* [Task objective]:
Without including any pictures, write out the listing below exactly.

━━━

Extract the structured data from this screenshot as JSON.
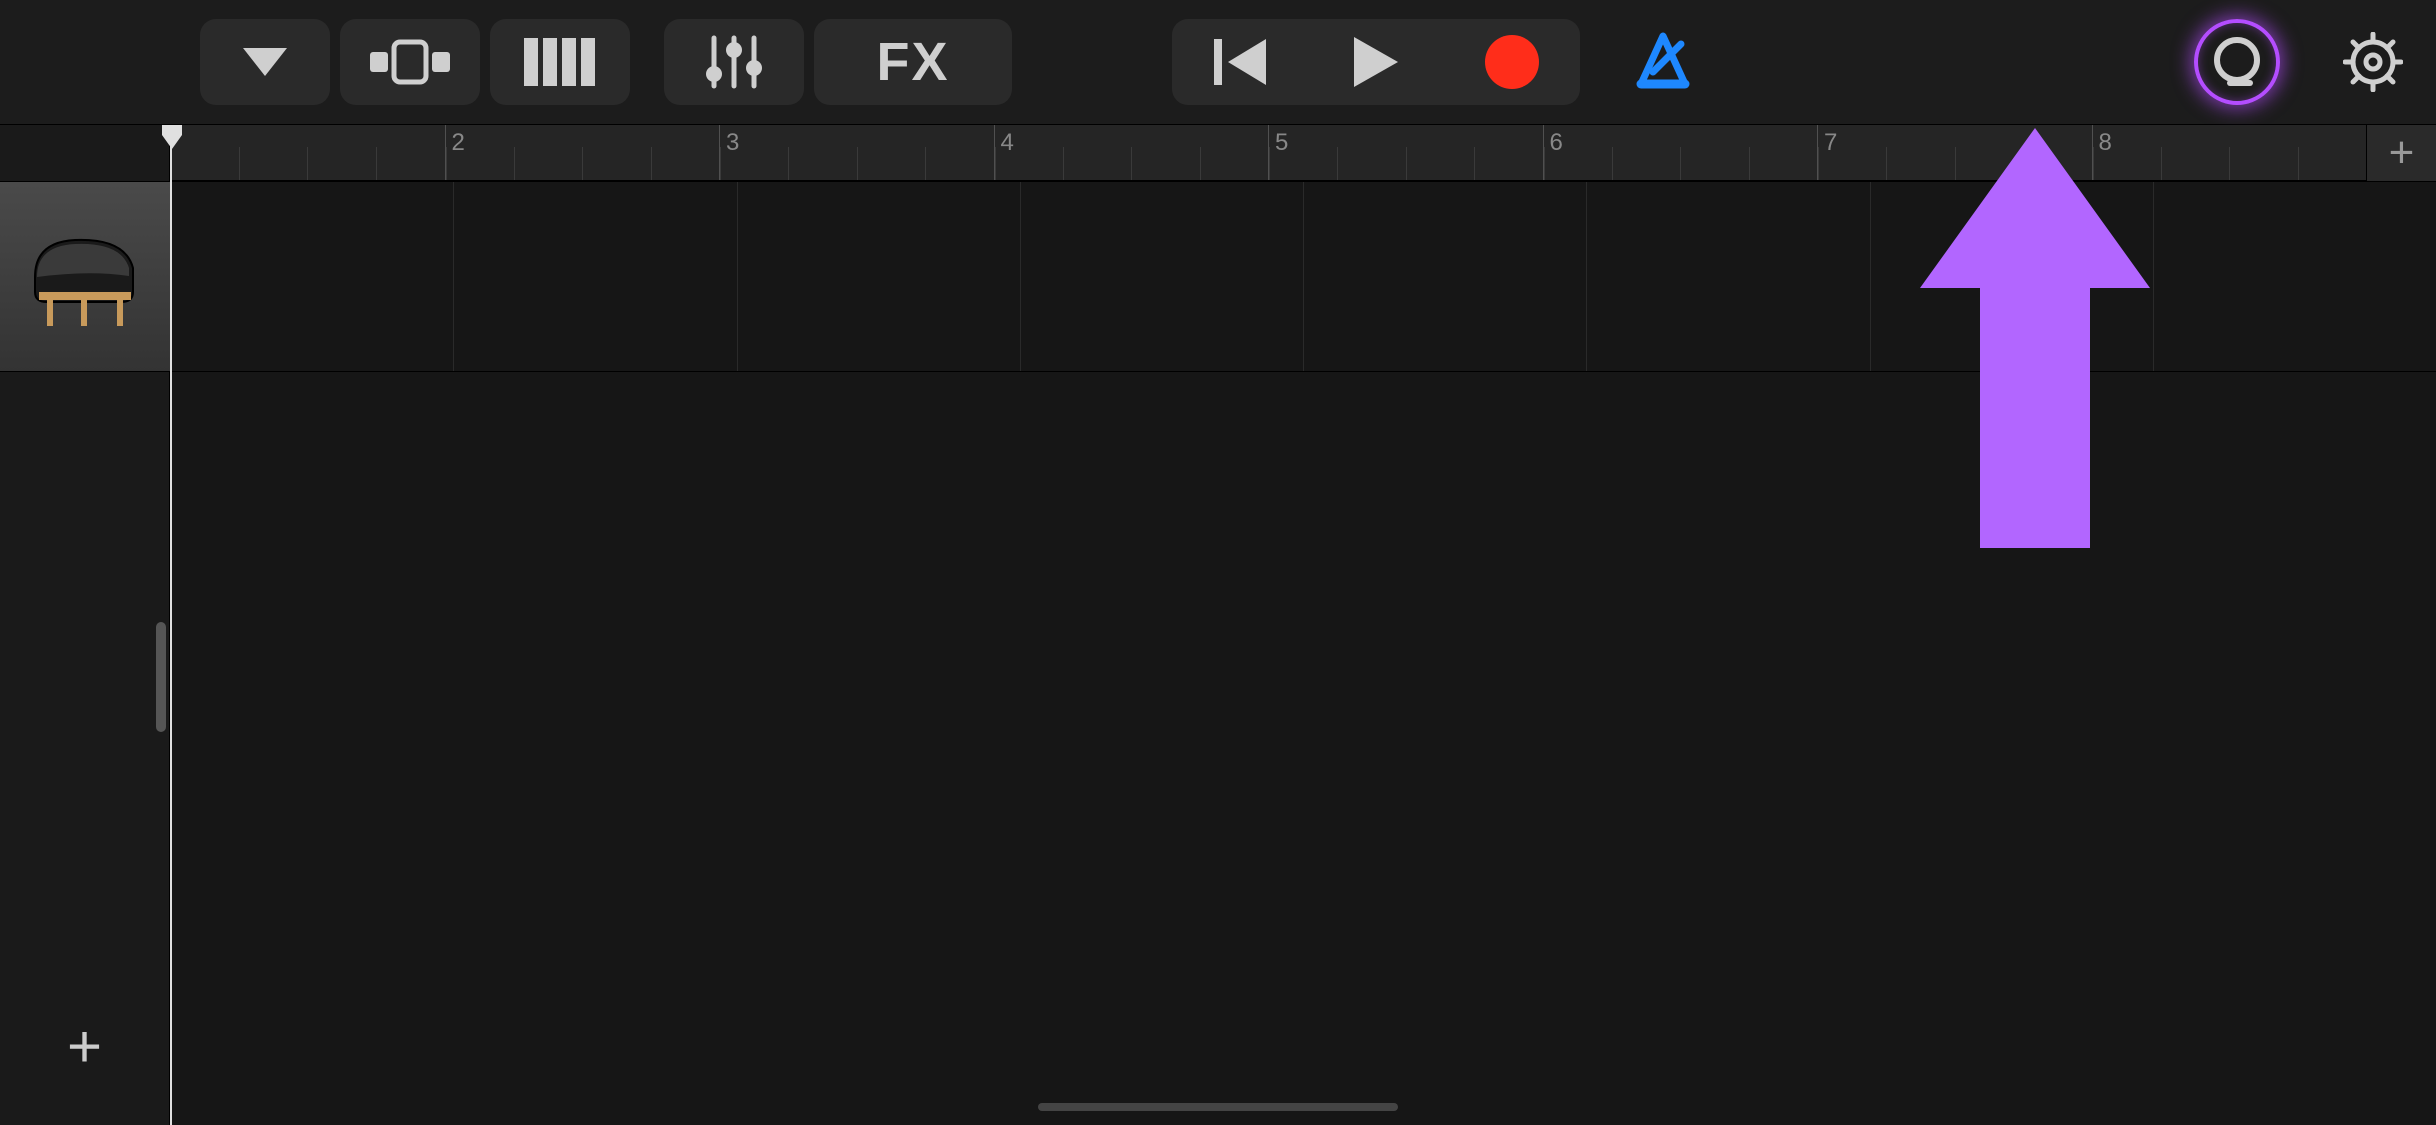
{
  "toolbar": {
    "fx_label": "FX",
    "icons": {
      "dropdown": "song-menu",
      "browser": "browser",
      "instrument": "instrument",
      "controls": "track-controls",
      "fx": "effects",
      "rewind": "go-to-beginning",
      "play": "play",
      "record": "record",
      "metronome": "metronome",
      "loop": "loop-browser",
      "settings": "settings"
    }
  },
  "ruler": {
    "bar_numbers": [
      "",
      "2",
      "3",
      "4",
      "5",
      "6",
      "7",
      "8"
    ],
    "subdivisions": 4,
    "add_label": "+"
  },
  "tracks": [
    {
      "name": "Grand Piano",
      "instrument_icon": "piano-icon"
    }
  ],
  "sidebar": {
    "add_track_label": "+"
  },
  "colors": {
    "metronome": "#1e88ff",
    "record": "#ff2d1a",
    "highlight": "#b44dff",
    "arrow": "#b266ff"
  },
  "annotation": {
    "type": "arrow-up",
    "target": "loop-browser-button"
  }
}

━━━

* [Solution]:
Extract the structured data from this screenshot as JSON.
{
  "toolbar": {
    "fx_label": "FX",
    "icons": {
      "dropdown": "song-menu",
      "browser": "browser",
      "instrument": "instrument",
      "controls": "track-controls",
      "fx": "effects",
      "rewind": "go-to-beginning",
      "play": "play",
      "record": "record",
      "metronome": "metronome",
      "loop": "loop-browser",
      "settings": "settings"
    }
  },
  "ruler": {
    "bar_numbers": [
      "",
      "2",
      "3",
      "4",
      "5",
      "6",
      "7",
      "8"
    ],
    "subdivisions": 4,
    "add_label": "+"
  },
  "tracks": [
    {
      "name": "Grand Piano",
      "instrument_icon": "piano-icon"
    }
  ],
  "sidebar": {
    "add_track_label": "+"
  },
  "colors": {
    "metronome": "#1e88ff",
    "record": "#ff2d1a",
    "highlight": "#b44dff",
    "arrow": "#b266ff"
  },
  "annotation": {
    "type": "arrow-up",
    "target": "loop-browser-button"
  }
}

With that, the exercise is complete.